• _Instructions for the task_:
Copy each line below in which the string "выплаты" occurs.

• _Given records_:
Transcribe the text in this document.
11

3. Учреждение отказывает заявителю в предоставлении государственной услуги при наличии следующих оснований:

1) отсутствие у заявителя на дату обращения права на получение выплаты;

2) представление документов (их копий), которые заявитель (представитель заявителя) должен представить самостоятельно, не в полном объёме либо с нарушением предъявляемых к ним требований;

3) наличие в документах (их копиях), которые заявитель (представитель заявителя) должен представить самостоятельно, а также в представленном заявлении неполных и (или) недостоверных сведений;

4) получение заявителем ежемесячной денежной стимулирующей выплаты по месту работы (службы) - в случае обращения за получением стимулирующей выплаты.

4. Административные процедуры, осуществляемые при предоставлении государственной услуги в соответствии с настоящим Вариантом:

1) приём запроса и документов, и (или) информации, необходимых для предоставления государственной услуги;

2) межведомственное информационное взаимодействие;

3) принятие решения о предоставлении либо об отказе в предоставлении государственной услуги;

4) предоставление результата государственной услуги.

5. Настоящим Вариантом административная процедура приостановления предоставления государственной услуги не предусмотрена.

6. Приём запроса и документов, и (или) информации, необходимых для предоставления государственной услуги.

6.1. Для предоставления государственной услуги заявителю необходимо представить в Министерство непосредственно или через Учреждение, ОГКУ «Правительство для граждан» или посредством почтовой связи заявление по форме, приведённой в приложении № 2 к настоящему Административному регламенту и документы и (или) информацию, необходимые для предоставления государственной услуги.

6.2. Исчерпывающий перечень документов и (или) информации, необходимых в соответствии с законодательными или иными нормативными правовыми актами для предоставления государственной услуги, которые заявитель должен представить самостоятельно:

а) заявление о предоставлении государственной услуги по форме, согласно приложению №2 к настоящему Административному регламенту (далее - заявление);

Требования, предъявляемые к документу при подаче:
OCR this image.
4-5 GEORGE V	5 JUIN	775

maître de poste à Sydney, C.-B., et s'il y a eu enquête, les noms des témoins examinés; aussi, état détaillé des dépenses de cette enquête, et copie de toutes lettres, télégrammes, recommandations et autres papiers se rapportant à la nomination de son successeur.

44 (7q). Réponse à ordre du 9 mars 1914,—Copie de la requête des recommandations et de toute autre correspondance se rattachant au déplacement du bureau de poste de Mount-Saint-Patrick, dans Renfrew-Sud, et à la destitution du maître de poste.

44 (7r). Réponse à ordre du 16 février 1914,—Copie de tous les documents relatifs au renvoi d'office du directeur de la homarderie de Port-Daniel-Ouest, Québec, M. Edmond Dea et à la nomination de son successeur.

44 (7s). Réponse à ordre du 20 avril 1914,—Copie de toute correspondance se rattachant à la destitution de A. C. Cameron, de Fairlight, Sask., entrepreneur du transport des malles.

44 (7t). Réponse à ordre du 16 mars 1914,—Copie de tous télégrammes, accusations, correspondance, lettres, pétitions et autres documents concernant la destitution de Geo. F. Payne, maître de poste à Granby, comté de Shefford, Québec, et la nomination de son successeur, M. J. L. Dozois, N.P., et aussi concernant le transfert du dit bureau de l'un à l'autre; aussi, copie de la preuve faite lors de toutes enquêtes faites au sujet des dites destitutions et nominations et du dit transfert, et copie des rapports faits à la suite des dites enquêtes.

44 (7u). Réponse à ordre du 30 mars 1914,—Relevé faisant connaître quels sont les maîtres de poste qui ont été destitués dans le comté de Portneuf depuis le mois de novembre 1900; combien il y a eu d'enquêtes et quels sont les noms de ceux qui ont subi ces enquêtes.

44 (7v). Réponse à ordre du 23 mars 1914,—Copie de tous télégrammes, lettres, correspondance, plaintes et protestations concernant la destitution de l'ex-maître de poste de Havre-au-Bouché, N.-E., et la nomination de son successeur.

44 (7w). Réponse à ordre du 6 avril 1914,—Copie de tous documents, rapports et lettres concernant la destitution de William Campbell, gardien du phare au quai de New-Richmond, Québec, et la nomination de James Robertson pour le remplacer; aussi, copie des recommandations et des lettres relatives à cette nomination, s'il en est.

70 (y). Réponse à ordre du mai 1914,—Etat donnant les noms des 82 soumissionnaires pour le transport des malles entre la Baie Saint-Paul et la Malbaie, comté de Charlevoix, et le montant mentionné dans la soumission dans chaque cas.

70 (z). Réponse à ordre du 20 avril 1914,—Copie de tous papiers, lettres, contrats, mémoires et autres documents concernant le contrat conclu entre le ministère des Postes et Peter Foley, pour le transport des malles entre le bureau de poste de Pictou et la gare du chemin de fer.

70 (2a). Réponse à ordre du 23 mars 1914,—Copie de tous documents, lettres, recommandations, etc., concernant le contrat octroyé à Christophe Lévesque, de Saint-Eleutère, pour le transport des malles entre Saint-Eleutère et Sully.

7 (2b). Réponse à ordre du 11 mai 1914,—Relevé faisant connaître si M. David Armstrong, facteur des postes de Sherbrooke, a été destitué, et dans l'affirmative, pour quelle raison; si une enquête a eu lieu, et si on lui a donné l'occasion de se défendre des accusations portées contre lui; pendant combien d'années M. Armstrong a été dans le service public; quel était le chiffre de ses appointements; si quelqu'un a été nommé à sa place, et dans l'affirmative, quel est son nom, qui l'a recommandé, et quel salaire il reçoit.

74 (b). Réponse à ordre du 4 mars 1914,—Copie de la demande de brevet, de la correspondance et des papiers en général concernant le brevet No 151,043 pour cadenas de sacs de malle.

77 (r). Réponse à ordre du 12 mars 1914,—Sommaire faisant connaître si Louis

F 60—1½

• _Problem solution_:
1) отсутствие у заявителя на дату обращения права на получение выплаты;
4) получение заявителем ежемесячной денежной стимулирующей выплаты по месту работы (службы) - в случае обращения за получением стимулирующей выплаты.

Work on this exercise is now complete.